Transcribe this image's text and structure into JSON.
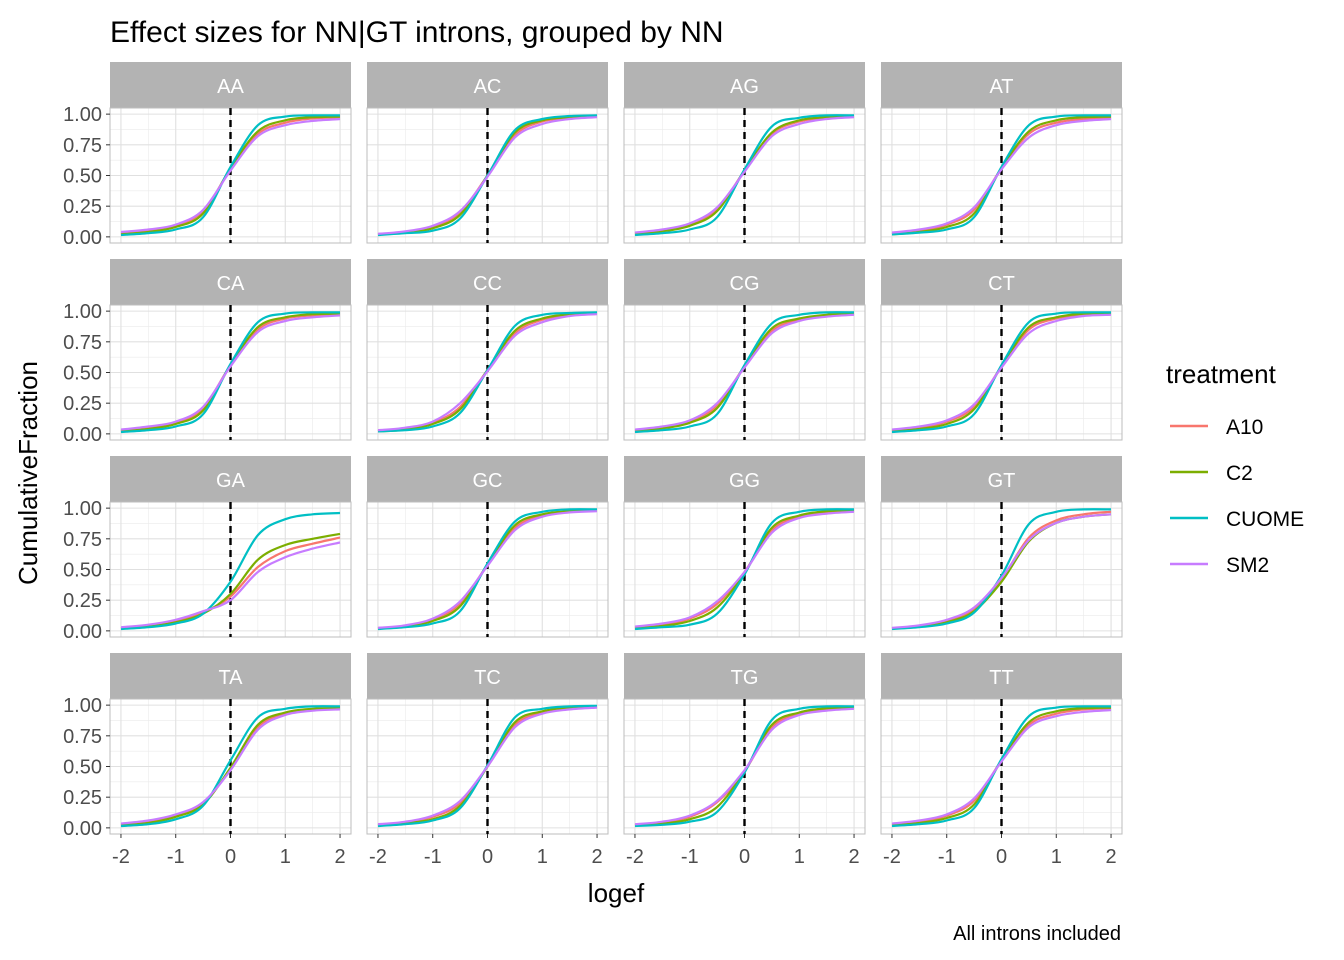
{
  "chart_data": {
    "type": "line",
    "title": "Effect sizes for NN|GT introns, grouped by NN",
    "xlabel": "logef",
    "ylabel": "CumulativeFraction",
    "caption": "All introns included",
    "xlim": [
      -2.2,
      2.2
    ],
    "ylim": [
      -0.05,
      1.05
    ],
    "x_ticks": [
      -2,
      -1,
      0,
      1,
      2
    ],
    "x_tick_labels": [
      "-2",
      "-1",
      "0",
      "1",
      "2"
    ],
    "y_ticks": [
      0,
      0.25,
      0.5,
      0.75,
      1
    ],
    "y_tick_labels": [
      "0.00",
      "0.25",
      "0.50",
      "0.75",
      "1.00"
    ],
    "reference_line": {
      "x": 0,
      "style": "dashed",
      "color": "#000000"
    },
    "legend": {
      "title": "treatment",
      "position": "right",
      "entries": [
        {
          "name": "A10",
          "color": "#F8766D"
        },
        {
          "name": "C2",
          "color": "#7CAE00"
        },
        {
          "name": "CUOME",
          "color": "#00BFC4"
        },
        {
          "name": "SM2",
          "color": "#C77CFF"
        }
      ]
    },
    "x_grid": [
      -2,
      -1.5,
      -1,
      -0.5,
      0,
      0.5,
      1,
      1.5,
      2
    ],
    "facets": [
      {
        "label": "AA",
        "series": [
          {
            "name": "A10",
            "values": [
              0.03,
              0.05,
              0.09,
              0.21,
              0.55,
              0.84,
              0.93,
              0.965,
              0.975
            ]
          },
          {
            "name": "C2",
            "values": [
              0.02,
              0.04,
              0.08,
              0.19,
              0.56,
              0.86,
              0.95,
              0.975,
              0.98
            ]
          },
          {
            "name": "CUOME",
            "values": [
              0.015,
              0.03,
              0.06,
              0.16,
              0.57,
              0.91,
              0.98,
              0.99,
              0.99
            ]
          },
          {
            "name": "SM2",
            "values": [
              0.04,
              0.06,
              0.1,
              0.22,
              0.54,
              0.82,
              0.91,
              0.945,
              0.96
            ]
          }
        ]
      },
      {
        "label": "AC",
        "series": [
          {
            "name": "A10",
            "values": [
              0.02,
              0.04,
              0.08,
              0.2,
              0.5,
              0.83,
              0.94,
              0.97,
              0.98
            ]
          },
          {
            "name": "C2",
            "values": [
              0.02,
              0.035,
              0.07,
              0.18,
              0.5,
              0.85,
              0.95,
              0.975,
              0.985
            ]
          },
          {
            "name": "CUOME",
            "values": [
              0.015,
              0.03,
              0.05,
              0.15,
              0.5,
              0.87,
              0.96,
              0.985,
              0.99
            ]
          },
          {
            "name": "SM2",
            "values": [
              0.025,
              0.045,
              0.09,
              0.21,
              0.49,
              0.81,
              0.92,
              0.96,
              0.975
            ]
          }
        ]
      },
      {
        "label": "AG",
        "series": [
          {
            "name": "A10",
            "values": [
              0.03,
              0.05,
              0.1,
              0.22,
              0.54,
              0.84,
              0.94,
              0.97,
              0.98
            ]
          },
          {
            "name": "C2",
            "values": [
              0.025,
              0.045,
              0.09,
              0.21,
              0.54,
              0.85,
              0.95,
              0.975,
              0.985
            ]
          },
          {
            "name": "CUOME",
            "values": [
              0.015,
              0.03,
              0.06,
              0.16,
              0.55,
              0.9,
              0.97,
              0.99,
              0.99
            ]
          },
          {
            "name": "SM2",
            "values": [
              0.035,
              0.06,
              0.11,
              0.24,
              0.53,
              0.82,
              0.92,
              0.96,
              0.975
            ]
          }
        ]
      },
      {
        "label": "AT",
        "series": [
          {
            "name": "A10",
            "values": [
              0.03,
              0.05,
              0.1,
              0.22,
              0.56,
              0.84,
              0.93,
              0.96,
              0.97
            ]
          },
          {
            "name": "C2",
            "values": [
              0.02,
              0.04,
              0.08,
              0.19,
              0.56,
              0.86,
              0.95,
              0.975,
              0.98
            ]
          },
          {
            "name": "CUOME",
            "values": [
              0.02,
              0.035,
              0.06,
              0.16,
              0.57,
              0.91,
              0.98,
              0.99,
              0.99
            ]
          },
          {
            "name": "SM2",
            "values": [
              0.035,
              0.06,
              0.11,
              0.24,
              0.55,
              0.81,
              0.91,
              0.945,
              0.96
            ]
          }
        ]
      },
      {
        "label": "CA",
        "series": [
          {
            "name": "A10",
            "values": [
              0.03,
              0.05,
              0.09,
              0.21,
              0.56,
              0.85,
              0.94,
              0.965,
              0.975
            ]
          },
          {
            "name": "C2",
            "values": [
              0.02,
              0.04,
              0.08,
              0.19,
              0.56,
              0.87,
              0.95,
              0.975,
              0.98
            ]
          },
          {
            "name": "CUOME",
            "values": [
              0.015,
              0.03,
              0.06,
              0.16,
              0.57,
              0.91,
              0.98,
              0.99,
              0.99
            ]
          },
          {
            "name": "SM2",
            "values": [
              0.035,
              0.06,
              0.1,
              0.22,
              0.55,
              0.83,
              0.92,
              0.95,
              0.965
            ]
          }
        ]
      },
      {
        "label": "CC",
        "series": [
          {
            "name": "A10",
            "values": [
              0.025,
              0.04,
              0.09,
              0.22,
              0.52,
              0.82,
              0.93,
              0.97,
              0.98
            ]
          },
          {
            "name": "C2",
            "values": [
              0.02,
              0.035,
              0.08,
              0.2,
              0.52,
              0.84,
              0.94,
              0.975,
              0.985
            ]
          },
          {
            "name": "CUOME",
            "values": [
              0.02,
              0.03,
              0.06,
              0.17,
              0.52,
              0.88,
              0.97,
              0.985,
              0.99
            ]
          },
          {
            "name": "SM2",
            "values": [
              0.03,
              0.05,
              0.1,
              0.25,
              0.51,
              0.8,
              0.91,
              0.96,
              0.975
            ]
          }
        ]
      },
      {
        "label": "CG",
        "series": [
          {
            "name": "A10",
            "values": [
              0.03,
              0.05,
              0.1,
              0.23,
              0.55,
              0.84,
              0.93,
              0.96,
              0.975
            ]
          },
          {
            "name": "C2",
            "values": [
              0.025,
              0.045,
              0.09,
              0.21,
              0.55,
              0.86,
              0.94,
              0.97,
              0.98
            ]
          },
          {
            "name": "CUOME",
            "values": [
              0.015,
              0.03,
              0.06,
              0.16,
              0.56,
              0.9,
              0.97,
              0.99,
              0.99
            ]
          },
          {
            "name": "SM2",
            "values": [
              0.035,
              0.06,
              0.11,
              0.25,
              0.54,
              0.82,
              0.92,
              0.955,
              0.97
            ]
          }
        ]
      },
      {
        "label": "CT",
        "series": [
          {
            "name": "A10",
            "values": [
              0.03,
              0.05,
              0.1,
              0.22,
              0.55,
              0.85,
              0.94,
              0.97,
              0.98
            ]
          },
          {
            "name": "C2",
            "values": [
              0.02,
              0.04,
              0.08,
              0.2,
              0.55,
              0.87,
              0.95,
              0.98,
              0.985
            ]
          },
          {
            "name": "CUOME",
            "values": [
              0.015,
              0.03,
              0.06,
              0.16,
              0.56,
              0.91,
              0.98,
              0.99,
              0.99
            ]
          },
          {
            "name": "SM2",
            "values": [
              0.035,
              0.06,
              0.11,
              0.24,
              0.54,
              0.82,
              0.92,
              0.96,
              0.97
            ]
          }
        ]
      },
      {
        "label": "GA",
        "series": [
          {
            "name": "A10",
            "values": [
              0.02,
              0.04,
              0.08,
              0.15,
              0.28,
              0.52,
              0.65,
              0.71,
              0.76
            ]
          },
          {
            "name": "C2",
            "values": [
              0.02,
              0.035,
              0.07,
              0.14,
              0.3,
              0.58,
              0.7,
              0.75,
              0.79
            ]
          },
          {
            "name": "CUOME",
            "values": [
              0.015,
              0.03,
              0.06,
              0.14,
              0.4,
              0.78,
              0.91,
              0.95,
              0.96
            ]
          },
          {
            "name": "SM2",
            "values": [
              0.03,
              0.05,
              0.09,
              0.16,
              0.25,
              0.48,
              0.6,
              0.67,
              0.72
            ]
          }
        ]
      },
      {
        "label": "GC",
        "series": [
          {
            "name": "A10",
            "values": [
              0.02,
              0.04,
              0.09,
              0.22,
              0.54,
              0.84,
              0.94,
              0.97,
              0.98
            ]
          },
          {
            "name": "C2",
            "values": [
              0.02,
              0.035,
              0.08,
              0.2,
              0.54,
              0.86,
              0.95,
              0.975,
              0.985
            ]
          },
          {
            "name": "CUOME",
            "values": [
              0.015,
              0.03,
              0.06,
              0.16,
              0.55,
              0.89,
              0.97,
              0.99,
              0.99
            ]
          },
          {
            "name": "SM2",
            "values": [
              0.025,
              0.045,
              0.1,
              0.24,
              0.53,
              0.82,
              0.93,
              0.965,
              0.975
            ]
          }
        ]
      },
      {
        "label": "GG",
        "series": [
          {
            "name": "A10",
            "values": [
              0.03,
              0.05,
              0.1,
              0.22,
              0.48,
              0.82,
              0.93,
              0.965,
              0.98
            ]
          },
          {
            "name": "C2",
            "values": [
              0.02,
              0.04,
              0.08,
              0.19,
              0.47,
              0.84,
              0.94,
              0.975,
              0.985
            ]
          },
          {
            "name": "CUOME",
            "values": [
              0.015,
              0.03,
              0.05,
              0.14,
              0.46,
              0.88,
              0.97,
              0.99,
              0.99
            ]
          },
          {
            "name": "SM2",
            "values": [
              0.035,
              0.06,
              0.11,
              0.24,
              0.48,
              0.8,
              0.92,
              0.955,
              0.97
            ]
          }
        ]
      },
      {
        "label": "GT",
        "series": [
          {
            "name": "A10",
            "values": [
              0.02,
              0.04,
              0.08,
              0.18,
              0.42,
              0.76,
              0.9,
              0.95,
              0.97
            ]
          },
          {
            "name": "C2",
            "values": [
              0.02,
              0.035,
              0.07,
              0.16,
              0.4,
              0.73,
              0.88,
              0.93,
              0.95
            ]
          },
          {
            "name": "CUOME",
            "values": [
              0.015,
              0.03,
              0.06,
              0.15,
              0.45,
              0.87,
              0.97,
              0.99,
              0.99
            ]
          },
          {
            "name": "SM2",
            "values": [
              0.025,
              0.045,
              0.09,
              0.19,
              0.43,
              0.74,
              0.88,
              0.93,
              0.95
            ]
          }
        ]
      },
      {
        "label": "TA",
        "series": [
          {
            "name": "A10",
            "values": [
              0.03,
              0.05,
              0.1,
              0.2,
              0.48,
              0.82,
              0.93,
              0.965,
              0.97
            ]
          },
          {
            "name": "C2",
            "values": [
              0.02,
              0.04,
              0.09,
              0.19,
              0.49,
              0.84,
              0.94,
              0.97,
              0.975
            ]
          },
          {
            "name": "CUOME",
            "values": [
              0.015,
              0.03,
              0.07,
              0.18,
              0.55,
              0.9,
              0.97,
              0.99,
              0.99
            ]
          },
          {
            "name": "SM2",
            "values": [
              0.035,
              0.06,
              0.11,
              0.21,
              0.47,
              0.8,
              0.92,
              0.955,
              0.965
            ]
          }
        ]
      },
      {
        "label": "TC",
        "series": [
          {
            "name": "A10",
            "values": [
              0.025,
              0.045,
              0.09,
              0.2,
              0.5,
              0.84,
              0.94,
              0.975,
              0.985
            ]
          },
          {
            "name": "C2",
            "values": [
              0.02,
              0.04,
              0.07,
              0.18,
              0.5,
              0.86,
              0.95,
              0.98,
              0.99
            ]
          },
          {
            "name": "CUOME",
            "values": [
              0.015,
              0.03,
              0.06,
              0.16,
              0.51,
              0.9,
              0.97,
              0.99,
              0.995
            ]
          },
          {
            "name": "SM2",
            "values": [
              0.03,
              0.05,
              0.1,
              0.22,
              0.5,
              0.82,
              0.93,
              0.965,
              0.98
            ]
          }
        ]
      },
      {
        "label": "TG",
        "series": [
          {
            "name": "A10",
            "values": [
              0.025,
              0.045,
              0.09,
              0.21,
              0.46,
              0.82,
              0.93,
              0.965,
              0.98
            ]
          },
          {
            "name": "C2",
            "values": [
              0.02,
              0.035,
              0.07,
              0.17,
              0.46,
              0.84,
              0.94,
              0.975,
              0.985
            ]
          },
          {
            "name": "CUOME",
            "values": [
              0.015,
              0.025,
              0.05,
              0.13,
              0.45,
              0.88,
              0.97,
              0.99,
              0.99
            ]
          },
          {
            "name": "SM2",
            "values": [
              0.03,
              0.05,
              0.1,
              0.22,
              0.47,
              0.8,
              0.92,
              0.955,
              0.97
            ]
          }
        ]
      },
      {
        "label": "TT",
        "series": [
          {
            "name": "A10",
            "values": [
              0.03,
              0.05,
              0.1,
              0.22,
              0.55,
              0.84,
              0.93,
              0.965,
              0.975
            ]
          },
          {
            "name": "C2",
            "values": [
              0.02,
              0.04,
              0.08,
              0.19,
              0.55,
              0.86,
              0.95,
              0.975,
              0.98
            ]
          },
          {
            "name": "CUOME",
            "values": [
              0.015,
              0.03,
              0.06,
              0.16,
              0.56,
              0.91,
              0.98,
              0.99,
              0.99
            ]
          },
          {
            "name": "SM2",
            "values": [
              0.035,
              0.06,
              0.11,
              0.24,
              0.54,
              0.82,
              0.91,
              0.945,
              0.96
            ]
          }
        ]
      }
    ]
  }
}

## [Aim]
From the data above, pick out each line containing "color" and copy it.

## [Output of the task]
      "color": "#000000"
          "color": "#F8766D"
          "color": "#7CAE00"
          "color": "#00BFC4"
          "color": "#C77CFF"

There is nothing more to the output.